● Input records:
_ _ _ _ _ _ _
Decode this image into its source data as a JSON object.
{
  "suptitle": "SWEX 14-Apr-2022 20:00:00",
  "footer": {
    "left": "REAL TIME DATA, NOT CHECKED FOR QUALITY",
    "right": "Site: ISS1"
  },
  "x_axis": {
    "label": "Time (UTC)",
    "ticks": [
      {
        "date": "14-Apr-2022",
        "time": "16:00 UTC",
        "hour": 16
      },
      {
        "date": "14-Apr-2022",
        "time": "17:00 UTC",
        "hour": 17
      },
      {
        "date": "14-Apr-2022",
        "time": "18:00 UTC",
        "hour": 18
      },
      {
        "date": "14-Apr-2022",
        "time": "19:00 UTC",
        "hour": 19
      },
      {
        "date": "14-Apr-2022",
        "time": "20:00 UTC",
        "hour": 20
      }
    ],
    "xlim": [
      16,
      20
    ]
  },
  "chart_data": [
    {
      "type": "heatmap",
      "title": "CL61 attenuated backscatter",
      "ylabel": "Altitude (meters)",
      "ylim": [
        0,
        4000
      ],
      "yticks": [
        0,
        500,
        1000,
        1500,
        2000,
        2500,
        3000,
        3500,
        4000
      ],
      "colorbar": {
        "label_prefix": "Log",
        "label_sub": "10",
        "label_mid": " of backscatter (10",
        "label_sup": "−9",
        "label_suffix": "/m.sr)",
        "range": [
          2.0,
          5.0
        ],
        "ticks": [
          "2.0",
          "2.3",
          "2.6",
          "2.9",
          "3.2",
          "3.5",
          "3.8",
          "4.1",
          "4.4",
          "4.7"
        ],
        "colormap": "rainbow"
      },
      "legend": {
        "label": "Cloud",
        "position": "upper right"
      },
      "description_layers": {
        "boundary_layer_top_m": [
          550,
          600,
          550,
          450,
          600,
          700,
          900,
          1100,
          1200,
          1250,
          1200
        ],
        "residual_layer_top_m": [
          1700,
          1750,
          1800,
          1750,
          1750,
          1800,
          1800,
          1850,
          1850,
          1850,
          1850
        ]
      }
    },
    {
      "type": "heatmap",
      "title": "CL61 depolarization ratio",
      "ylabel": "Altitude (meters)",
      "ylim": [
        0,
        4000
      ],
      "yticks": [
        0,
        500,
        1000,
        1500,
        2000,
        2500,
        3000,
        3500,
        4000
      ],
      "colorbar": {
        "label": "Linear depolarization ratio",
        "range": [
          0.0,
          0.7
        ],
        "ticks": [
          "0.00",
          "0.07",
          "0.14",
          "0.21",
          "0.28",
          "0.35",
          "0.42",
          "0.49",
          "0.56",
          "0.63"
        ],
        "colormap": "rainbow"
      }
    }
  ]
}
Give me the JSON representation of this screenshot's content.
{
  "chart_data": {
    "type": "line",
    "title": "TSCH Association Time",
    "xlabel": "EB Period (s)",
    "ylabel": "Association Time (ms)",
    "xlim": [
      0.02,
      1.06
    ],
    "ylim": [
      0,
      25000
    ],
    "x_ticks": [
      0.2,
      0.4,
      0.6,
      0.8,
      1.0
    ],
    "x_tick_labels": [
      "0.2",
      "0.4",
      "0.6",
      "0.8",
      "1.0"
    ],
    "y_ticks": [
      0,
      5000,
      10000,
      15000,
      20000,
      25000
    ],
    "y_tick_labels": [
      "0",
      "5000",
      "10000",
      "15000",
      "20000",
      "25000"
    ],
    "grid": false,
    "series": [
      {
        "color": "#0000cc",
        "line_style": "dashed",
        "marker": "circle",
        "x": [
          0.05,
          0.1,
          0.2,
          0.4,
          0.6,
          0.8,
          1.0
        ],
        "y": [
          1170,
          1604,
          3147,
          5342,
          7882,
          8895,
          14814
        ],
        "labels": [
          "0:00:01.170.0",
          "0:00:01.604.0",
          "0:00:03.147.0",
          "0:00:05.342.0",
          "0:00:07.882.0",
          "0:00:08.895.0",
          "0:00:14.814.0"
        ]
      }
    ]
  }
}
_ _ _ _ _ _ _
● What you should do:
Lines containing the string "JSON" should be counted; reply with their number and nothing more.

● Result of this exercise:
2